To-do list
1. Repeat word for word the part of the passage on the Urim and Thummim that opens with the words containing "What the Urim and Thummim Teach" and closes with "sacred act: seeking.".
2. Carry on the passage about the Urim and Thummim, picking up after its final sentence.

Source

Aaron bore the names of twelve tribes on his chest. Yeshua bears your name before the Father… not on a stone, but in the wounds of His hands, written on His heart.
The Urim meant light, and Yeshua declares: “I am the light of the world” (John 8:12).
The Thummim meant truth and perfection, and Yeshua declares: “I am the way, the truth, and the life” (John 14:6).
The Urim and Thummim were not the destination. They were the signpost.
From Stones to Spirit
We no longer need sacred objects to know the will of God — we have been given something far greater. ‘But when the Spirit of truth comes, He will guide you into all the truth. He will not speak on His own; but whatever He hears, He will speak. And He will tell you what is to come.’ — John 16:13, TLV
The Holy Spirit, given at Pentecost (Shavuot), is the living fulfillment of what the Urim and Thummim could only point toward. Not an object pressed to a chest, but a Presence dwelling within… illuminating, guiding, perfecting, whispering the very will of God to those who have ears to hear.
What the Urim and Thummim Teach Us About Seeking God’s Will Today
We may not carry sacred stones in a breastplate. But we are still called to the same sacred act: seeking.
The Urim and Thummim remind us that seeking God’s will was never casual in Israel. It was not something the people did on a whim, in a hurry, or as a last resort after exhausting every human option. Seeking God’s will through the Urim and Thummim required:
The right person. Only the High Priest could inquire through the Urim and Thummim. Not because God was inaccessible to ordinary Israelites, but because the structure God established reflected the seriousness of the act. Seeking required a mediator who was set apart, consecrated, and prepared.
The right posture. The one seeking stood behind the High Priest, who stood facing the Holy Ark… oriented entirely toward God. Before a question could be asked, both the priest and the questioner had to position themselves in the direction of His presence.
The right heart. The silence given to Saul was not a failure of the Urim and Thummim. It was a revelation of Saul’s heart. God’s willingness to speak was inseparable from the seeker’s willingness to listen and obey.
We now approach something even more wonderful than what Israel had. We don’t come through a High Priest who enters a tent, but through the High Priest who has entered the very presence of the eternal God and lives to intercede for us (Hebrews 7:25).
We have the Word of God, living and active (Hebrews 4:12). We have the Holy Spirit, our Counselor and Guide (John 16:13). We have the community of believers, the body of Messiah, through whom God so often speaks.

Dataset entries
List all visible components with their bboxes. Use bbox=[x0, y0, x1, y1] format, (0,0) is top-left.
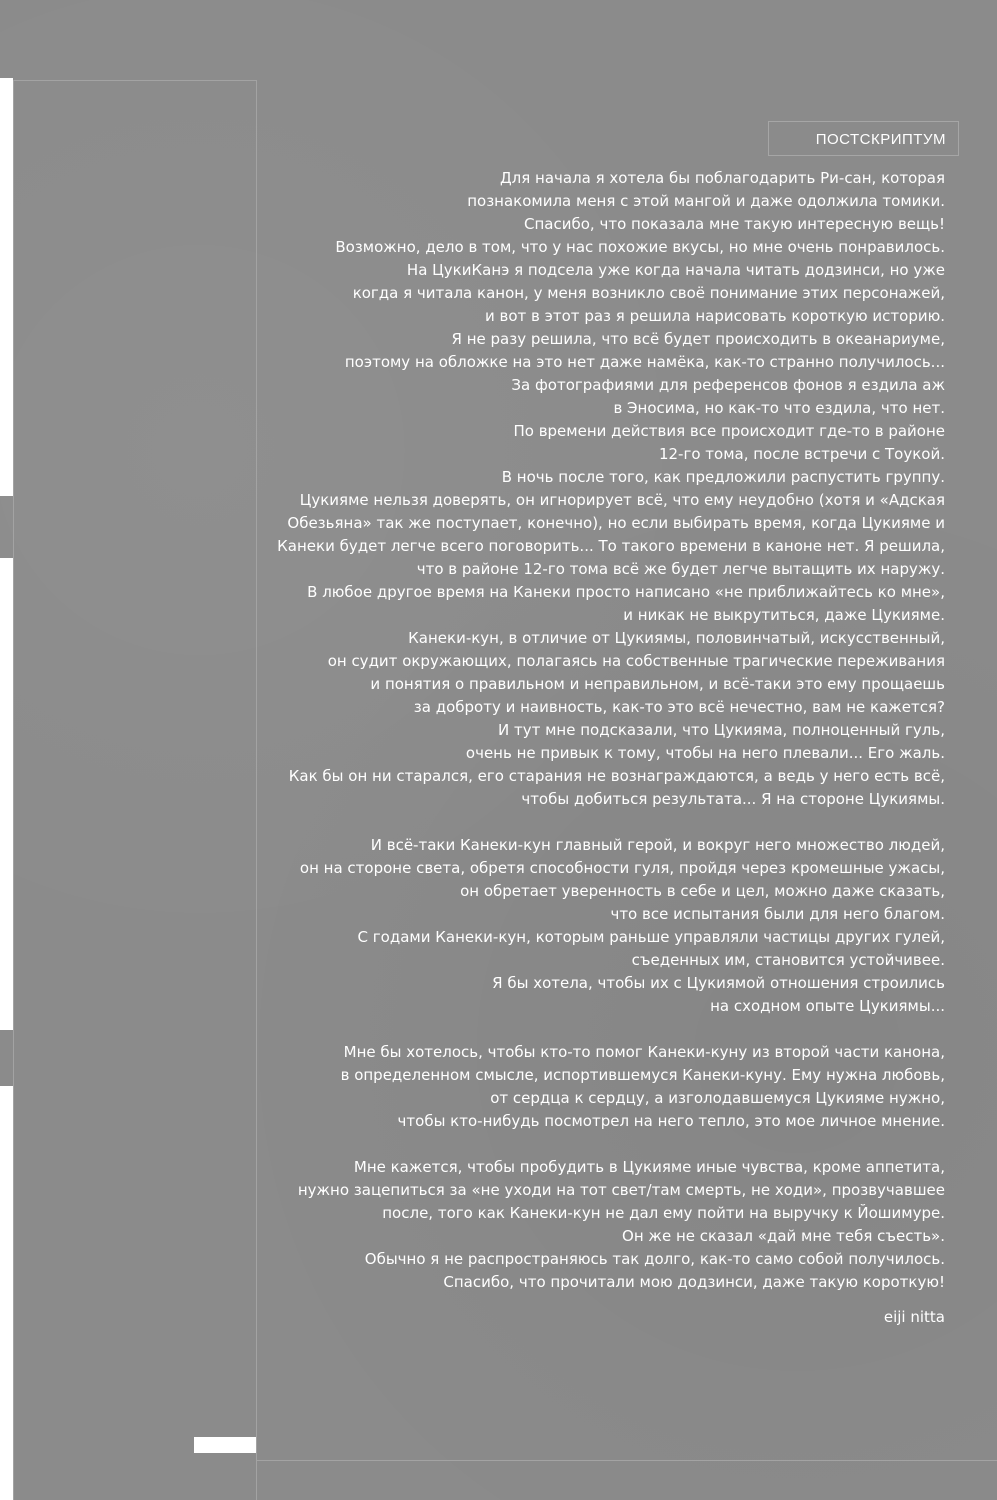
text-line: Спасибо, что показала мне такую интересную вещь! bbox=[524, 215, 945, 233]
text-line: В ночь после того, как предложили распустить группу. bbox=[501, 468, 945, 486]
text-line: чтобы кто-нибудь посмотрел на него тепло, это мое личное мнение. bbox=[397, 1112, 945, 1130]
text-line: что в районе 12-го тома всё же будет легче вытащить их наружу. bbox=[416, 560, 945, 578]
frame-line-bottom bbox=[256, 1460, 997, 1461]
text-line: чтобы добиться результата... Я на стороне Цукиямы. bbox=[521, 790, 945, 808]
text-line: С годами Канеки-кун, которым раньше управляли частицы других гулей, bbox=[357, 928, 945, 946]
text-line: очень не привык к тому, чтобы на него плевали... Его жаль. bbox=[465, 744, 945, 762]
paragraph-gap bbox=[245, 1018, 945, 1041]
postscript-text bbox=[245, 167, 945, 1294]
text-line: он обретает уверенность в себе и цел, можно даже сказать, bbox=[460, 882, 945, 900]
text-line: Возможно, дело в том, что у нас похожие вкусы, но мне очень понравилось. bbox=[335, 238, 945, 256]
text-line: в определенном смысле, испортившемуся Канеки-куну. Ему нужна любовь, bbox=[340, 1066, 945, 1084]
text-line: поэтому на обложке на это нет даже намёка, как-то странно получилось... bbox=[344, 353, 945, 371]
text-line: и никак не выкрутиться, даже Цукияме. bbox=[623, 606, 945, 624]
text-line: нужно зацепиться за «не уходи на тот свет/там смерть, не ходи», прозвучавшее bbox=[297, 1181, 945, 1199]
paragraph-gap bbox=[245, 1133, 945, 1156]
text-line: Как бы он ни старался, его старания не вознаграждаются, а ведь у него есть всё, bbox=[288, 767, 945, 785]
text-line: в Эносима, но как-то что ездила, что нет. bbox=[613, 399, 945, 417]
text-line: Канеки будет легче всего поговорить... То такого времени в каноне нет. Я решила, bbox=[277, 537, 945, 555]
text-line: И тут мне подсказали, что Цукияма, полноценный гуль, bbox=[498, 721, 945, 739]
title-box bbox=[768, 121, 959, 156]
text-line: За фотографиями для референсов фонов я ездила аж bbox=[511, 376, 945, 394]
text-line: от сердца к сердцу, а изголодавшемуся Цукияме нужно, bbox=[490, 1089, 945, 1107]
text-line: и понятия о правильном и неправильном, и всё-таки это ему прощаешь bbox=[370, 675, 945, 693]
text-line: 12-го тома, после встречи с Тоукой. bbox=[658, 445, 945, 463]
frame-line-top bbox=[13, 80, 256, 81]
text-line: Цукияме нельзя доверять, он игнорирует всё, что ему неудобно (хотя и «Адская bbox=[299, 491, 945, 509]
binding-strip-bottom bbox=[0, 1086, 13, 1500]
text-line: что все испытания были для него благом. bbox=[610, 905, 945, 923]
frame-line-left bbox=[13, 80, 14, 1500]
text-line: Обычно я не распространяюсь так долго, как-то само собой получилось. bbox=[364, 1250, 945, 1268]
page-title: ПОСТСКРИПТУМ bbox=[815, 131, 946, 148]
text-line: Для начала я хотела бы поблагодарить Ри-сан, которая bbox=[499, 169, 945, 187]
text-line: съеденных им, становится устойчивее. bbox=[631, 951, 945, 969]
text-line: на сходном опыте Цукиямы... bbox=[710, 997, 945, 1015]
binding-strip-top bbox=[0, 78, 13, 496]
text-line: он на стороне света, обретя способности гуля, пройдя через кромешные ужасы, bbox=[299, 859, 945, 877]
signature: eiji nitta bbox=[883, 1308, 945, 1326]
binding-strip-middle bbox=[0, 558, 13, 1030]
text-line: Спасибо, что прочитали мою додзинси, даже такую короткую! bbox=[443, 1273, 945, 1291]
text-line: В любое другое время на Канеки просто написано «не приближайтесь ко мне», bbox=[307, 583, 945, 601]
text-line: Мне кажется, чтобы пробудить в Цукияме иные чувства, кроме аппетита, bbox=[353, 1158, 945, 1176]
text-line: за доброту и наивность, как-то это всё нечестно, вам не кажется? bbox=[413, 698, 945, 716]
text-line: Мне бы хотелось, чтобы кто-то помог Канеки-куну из второй части канона, bbox=[343, 1043, 945, 1061]
text-line: он судит окружающих, полагаясь на собственные трагические переживания bbox=[327, 652, 945, 670]
text-line: И всё-таки Канеки-кун главный герой, и вокруг него множество людей, bbox=[370, 836, 945, 854]
text-line: Я бы хотела, чтобы их с Цукиямой отношения строились bbox=[492, 974, 945, 992]
decorative-block bbox=[194, 1437, 256, 1453]
text-line: Он же не сказал «дай мне тебя съесть». bbox=[622, 1227, 945, 1245]
text-line: познакомила меня с этой мангой и даже одолжила томики. bbox=[467, 192, 945, 210]
text-line: Я не разу решила, что всё будет происходить в океанариуме, bbox=[451, 330, 945, 348]
paragraph-gap bbox=[245, 811, 945, 834]
text-line: после, того как Канеки-кун не дал ему пойти на выручку к Йошимуре. bbox=[382, 1204, 945, 1222]
text-line: Обезьяна» так же поступает, конечно), но если выбирать время, когда Цукияме и bbox=[287, 514, 945, 532]
text-line: Канеки-кун, в отличие от Цукиямы, половинчатый, искусственный, bbox=[408, 629, 945, 647]
text-line: когда я читала канон, у меня возникло своё понимание этих персонажей, bbox=[352, 284, 945, 302]
text-line: На ЦукиКанэ я подсела уже когда начала читать додзинси, но уже bbox=[406, 261, 945, 279]
text-line: По времени действия все происходит где-то в районе bbox=[513, 422, 945, 440]
text-line: и вот в этот раз я решила нарисовать короткую историю. bbox=[485, 307, 945, 325]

Answers to the problems
1.
What the Urim and Thummim Teach Us About Seeking God’s Will Today
We may not carry sacred stones in a breastplate. But we are still called to the same sacred act: seeking.

2.
And we have the invitation: draw near with confidence.
What would it look like to approach seeking God’s will with the same sacred intentionality the High Priest brought to the Urim and Thummim? To orient ourselves toward Him before we speak? To come not with demands but with open hands? To trust that the God who answered Israel still answers, still illuminates, still perfects, still speaks?
That is the invitation hidden in two ancient Hebrew words.
Urim. Thummim. Lights. Perfections.
He is still both.
Selah — A Moment to Seek
The Hebrew word selah appears throughout the Psalms… an ancient instruction to pause, to still, to let what has just been said settle into the soul. Before you move on, take a moment here.
Pause and Reflect
Is there an area of your life right now where you are desperately seeking God’s will but maybe approaching it in haste, or in fear, rather than in the sacred posture of someone who trusts that He will answer? The High Priest bore the names of the tribes over his heart. You are known. You are carried. You are not inquiring of a God who is distant or indifferent. What would it look like this week to bring one specific question to Him; slowly, intentionally, with an open and obedient heart?
Frequently Asked Questions About the Urim and Thummim
What were the Urim and Thummim used for?
The Urim and Thummim were sacred objects carried by the High Priest of Israel inside the breastplate of judgment (Hoshen). They were used to seek God’s will and receive divine guidance on matters of national importance… such as whether to go to war, or to identify guilt or innocence. Only the High Priest could use them, and they functioned as a divinely appointed means of inquiry rather than mere fortune-telling.
Where are the Urim and Thummim mentioned in the Bible?
The Urim and Thummim appear in Exodus 28:30, Leviticus 8:8, Numbers 27:21, Deuteronomy 33:8, Joshua 7, 1 Samuel 14:37–41, 1 Samuel 28:6, and Ezra 2:63. The Ezra passage is the final biblical mention. Scholars also believe references to “inquiring of God” through the Ephod in the historical books imply the use of the Urim and Thummim.
What happened to the Urim and Thummim?
The Urim and Thummim were lost when Solomon’s Temple was destroyed by Babylon in 586 BC. Rabbinical tradition confirms they were absent from the Second Temple. Their disappearance coincided with the rise of the classical prophets, suggesting that God shifted His means of speaking to His people… ultimately culminating in the revelation of His Son, Yeshua, and the gift of the Holy Spirit.
What do the words Urim and Thummim mean in Hebrew?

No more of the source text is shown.